Give the number of lines containing the word "email", and nothing else.
━━━━
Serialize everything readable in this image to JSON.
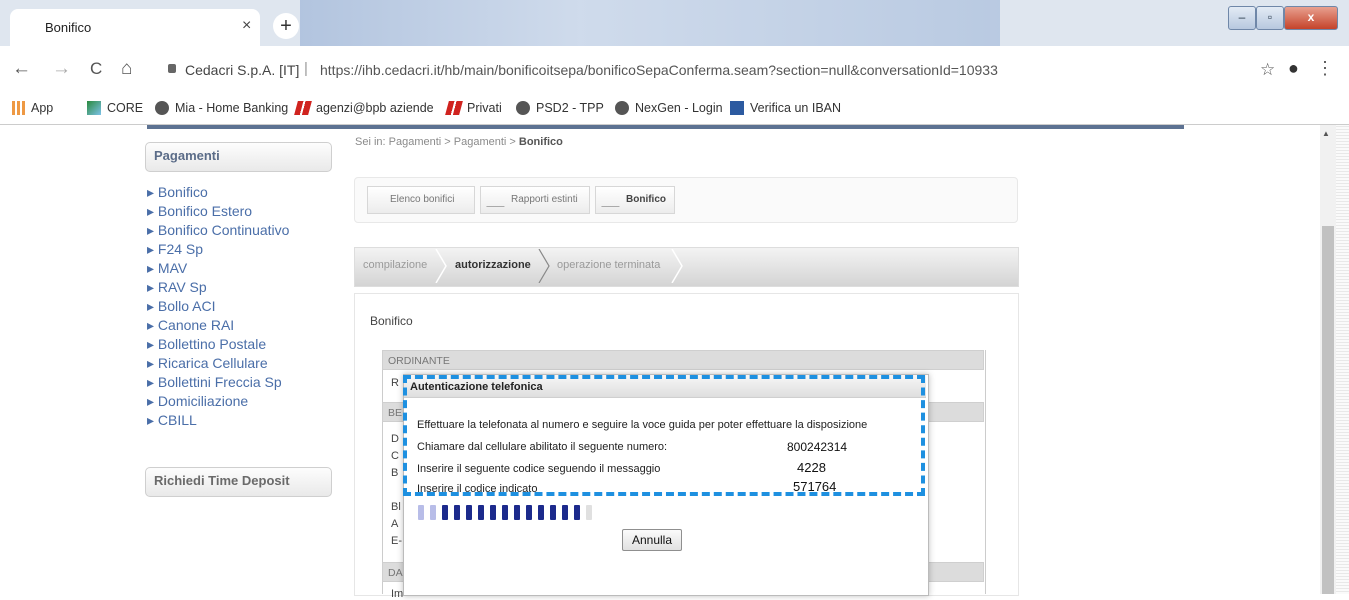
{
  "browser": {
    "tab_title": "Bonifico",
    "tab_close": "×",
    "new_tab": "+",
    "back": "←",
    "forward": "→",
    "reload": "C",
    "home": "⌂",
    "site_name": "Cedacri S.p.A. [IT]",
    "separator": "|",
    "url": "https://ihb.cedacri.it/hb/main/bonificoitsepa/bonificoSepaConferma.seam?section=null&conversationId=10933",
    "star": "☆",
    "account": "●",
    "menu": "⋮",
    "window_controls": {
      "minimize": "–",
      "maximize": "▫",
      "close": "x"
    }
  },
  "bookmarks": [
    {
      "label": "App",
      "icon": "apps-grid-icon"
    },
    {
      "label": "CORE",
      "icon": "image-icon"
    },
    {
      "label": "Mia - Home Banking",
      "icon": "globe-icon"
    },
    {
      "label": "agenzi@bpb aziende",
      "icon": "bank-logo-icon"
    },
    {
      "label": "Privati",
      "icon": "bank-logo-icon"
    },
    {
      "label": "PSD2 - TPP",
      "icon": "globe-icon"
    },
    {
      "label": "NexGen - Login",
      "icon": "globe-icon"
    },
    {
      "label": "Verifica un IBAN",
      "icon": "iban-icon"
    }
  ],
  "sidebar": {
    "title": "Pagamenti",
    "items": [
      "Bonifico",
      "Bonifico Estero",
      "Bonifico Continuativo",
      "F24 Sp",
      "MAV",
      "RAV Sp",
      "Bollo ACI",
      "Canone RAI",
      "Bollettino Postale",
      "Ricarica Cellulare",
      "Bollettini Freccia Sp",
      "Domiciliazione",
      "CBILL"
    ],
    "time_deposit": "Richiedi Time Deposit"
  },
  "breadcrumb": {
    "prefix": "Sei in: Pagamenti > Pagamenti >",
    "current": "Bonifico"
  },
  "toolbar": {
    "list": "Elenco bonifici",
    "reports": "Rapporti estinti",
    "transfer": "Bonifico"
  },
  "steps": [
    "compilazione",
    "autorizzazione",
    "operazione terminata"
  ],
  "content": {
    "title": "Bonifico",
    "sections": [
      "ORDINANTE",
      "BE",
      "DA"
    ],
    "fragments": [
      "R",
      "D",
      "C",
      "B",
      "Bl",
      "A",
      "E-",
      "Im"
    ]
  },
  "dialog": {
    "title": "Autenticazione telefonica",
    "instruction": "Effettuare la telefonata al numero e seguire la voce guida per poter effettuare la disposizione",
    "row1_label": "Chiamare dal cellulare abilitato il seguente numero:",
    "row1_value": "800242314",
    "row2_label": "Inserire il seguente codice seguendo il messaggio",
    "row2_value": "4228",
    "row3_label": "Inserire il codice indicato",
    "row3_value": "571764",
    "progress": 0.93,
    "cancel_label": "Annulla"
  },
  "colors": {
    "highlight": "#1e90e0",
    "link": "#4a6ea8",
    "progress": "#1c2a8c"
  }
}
━━━━
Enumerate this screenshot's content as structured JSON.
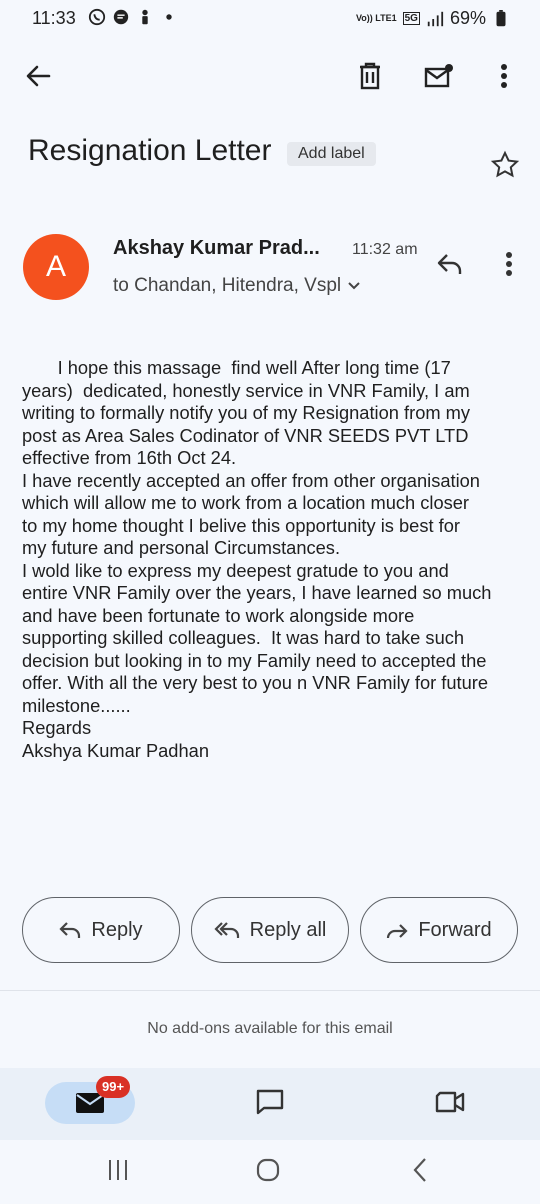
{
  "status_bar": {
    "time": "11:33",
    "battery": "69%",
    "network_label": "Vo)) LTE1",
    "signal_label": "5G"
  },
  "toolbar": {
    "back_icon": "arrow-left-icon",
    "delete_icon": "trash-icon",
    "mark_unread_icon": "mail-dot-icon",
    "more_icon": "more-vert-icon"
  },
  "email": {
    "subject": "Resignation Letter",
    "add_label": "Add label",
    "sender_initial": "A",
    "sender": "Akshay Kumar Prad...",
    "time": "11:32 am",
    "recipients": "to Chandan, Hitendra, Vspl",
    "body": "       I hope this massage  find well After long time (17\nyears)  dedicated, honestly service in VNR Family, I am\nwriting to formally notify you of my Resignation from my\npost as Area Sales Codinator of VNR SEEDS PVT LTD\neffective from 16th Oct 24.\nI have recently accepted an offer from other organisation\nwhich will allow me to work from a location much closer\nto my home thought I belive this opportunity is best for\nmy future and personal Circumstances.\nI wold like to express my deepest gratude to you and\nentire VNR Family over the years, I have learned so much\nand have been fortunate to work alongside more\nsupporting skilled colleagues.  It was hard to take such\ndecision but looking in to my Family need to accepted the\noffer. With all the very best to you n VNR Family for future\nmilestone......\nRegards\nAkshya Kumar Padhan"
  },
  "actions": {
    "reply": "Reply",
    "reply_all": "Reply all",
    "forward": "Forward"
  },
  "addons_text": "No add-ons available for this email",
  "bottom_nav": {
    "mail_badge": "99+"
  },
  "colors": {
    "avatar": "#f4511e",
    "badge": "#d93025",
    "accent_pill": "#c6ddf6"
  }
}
━━━━
| RESULT OF THIS TASK |
2